** start Supplied information **

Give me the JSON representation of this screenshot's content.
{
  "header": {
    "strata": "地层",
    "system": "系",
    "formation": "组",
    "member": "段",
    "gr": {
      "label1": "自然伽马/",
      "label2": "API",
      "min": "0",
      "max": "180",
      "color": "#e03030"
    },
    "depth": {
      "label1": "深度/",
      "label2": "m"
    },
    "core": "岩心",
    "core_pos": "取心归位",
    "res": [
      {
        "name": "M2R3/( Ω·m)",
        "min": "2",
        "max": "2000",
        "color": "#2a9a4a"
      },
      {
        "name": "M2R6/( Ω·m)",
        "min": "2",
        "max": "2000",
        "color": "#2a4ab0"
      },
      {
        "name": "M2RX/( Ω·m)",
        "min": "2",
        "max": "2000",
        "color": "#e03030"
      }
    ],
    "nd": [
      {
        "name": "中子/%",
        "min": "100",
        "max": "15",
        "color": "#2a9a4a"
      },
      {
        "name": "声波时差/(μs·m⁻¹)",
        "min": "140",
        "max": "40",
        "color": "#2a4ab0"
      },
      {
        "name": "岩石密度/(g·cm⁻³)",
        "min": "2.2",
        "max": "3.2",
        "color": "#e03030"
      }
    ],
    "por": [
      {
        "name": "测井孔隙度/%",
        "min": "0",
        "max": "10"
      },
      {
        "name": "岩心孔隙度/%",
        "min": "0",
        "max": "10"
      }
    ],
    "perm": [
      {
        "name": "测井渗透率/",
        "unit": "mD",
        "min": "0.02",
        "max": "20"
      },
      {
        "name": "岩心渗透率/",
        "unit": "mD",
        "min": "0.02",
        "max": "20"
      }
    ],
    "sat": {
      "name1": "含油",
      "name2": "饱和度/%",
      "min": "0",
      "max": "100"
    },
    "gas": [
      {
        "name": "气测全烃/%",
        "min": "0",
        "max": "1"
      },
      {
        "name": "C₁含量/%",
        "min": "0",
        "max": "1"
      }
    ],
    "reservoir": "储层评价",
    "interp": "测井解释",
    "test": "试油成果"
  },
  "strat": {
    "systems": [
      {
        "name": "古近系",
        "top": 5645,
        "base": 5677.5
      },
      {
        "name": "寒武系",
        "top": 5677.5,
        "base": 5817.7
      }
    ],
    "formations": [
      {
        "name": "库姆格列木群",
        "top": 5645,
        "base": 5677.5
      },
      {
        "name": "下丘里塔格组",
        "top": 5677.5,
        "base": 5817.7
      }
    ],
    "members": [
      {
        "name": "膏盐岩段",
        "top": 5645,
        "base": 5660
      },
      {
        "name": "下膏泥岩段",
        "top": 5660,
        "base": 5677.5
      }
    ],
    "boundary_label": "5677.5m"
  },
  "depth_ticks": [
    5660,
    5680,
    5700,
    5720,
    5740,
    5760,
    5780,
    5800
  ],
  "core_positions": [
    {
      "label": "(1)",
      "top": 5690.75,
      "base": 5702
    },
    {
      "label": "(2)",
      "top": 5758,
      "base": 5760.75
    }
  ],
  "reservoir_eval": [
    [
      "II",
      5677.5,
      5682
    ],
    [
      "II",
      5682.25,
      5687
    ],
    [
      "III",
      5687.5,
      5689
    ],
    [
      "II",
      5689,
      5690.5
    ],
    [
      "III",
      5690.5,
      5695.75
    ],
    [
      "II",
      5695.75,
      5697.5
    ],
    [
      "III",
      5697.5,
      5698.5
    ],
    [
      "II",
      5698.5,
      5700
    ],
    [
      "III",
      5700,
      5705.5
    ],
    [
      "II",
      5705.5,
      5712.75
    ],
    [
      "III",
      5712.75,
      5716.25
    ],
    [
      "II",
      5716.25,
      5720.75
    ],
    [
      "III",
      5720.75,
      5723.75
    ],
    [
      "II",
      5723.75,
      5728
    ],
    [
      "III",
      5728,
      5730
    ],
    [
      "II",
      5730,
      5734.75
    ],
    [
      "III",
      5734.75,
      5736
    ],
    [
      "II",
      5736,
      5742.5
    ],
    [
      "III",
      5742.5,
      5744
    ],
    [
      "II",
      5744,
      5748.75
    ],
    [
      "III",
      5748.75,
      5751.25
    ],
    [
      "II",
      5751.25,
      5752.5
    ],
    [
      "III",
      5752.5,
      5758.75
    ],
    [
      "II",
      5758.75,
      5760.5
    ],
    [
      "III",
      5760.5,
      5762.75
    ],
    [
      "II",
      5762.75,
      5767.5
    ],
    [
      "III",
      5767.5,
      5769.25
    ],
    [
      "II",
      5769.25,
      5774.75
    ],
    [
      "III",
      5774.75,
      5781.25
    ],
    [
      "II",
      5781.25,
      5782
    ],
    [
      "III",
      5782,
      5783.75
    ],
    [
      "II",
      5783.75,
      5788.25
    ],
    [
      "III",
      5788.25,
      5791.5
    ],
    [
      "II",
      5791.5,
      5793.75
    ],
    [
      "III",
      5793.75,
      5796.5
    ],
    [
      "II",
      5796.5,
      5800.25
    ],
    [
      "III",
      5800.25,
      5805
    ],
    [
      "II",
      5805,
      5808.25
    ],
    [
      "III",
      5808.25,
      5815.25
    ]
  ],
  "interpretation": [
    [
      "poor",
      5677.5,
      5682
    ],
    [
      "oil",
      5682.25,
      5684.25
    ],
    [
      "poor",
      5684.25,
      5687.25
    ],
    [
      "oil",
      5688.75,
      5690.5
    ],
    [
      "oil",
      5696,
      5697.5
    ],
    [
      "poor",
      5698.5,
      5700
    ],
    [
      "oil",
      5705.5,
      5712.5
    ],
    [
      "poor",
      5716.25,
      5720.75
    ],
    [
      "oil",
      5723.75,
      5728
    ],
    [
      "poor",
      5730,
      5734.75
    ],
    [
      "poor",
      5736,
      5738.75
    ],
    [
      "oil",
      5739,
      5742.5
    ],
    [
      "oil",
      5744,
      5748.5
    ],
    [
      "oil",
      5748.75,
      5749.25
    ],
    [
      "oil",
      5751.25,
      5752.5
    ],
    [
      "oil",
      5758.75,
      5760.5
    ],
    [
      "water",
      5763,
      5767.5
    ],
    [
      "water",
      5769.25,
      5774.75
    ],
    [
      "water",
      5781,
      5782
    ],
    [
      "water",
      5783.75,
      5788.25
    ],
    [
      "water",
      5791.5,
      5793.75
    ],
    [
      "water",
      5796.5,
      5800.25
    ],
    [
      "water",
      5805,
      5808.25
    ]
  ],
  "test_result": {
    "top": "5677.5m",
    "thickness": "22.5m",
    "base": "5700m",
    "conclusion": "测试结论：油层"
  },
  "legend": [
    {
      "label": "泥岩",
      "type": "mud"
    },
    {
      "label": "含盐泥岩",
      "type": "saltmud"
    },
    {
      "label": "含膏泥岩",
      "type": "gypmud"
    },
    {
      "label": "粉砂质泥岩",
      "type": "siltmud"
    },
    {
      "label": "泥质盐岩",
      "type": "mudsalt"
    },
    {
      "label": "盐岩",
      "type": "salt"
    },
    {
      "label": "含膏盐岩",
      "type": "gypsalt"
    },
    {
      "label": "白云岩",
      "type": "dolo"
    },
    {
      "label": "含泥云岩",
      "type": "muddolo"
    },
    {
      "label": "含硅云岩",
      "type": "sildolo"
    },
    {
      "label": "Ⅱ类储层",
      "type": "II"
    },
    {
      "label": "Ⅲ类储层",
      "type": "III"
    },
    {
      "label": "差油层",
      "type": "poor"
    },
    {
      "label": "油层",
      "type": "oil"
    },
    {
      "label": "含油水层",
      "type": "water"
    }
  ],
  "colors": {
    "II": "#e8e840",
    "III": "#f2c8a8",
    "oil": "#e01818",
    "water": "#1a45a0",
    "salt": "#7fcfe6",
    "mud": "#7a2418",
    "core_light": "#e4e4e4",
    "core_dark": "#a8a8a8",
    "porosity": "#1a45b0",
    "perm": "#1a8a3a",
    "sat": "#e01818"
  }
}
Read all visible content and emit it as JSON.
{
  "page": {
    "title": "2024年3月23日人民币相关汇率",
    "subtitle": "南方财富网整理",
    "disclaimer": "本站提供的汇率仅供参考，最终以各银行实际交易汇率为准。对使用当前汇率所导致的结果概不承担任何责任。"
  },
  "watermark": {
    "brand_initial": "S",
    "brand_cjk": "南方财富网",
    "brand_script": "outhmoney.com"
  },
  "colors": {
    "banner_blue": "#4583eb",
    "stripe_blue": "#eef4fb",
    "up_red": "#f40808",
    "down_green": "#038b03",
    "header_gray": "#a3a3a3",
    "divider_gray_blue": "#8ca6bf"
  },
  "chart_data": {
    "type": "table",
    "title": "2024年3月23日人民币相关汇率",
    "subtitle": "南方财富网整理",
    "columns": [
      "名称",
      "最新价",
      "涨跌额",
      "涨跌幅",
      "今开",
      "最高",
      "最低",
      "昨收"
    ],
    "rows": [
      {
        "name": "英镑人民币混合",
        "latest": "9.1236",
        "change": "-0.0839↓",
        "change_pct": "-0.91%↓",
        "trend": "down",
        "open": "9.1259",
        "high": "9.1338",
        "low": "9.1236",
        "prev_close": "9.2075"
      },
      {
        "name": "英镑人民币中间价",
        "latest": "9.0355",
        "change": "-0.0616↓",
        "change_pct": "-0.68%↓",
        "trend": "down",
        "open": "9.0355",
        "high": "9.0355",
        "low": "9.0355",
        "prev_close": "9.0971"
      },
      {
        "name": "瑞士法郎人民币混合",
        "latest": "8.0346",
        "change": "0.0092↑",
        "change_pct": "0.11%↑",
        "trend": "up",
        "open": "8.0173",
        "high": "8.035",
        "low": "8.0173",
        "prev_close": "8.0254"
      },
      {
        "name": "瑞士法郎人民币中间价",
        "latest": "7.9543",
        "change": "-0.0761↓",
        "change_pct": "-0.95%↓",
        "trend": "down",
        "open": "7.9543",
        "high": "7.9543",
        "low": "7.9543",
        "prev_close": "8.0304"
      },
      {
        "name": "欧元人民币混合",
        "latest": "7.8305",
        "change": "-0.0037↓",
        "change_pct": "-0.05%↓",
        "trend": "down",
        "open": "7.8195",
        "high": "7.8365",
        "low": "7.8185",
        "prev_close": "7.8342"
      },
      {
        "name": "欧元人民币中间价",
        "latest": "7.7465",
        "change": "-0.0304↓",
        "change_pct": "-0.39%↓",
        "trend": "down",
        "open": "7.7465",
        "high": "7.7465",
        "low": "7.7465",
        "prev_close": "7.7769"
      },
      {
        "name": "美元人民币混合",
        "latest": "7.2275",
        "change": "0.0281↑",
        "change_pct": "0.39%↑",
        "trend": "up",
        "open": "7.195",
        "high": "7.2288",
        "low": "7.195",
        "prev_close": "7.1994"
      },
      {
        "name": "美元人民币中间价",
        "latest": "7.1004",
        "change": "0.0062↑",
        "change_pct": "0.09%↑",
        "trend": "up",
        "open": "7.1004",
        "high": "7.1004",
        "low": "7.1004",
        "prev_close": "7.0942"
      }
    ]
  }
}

** end Supplied information **

## Work required
Each line holding "high" must be found and copied.

## Output of the task
        "high": "9.1338",
        "high": "9.0355",
        "high": "8.035",
        "high": "7.9543",
        "high": "7.8365",
        "high": "7.7465",
        "high": "7.2288",
        "high": "7.1004",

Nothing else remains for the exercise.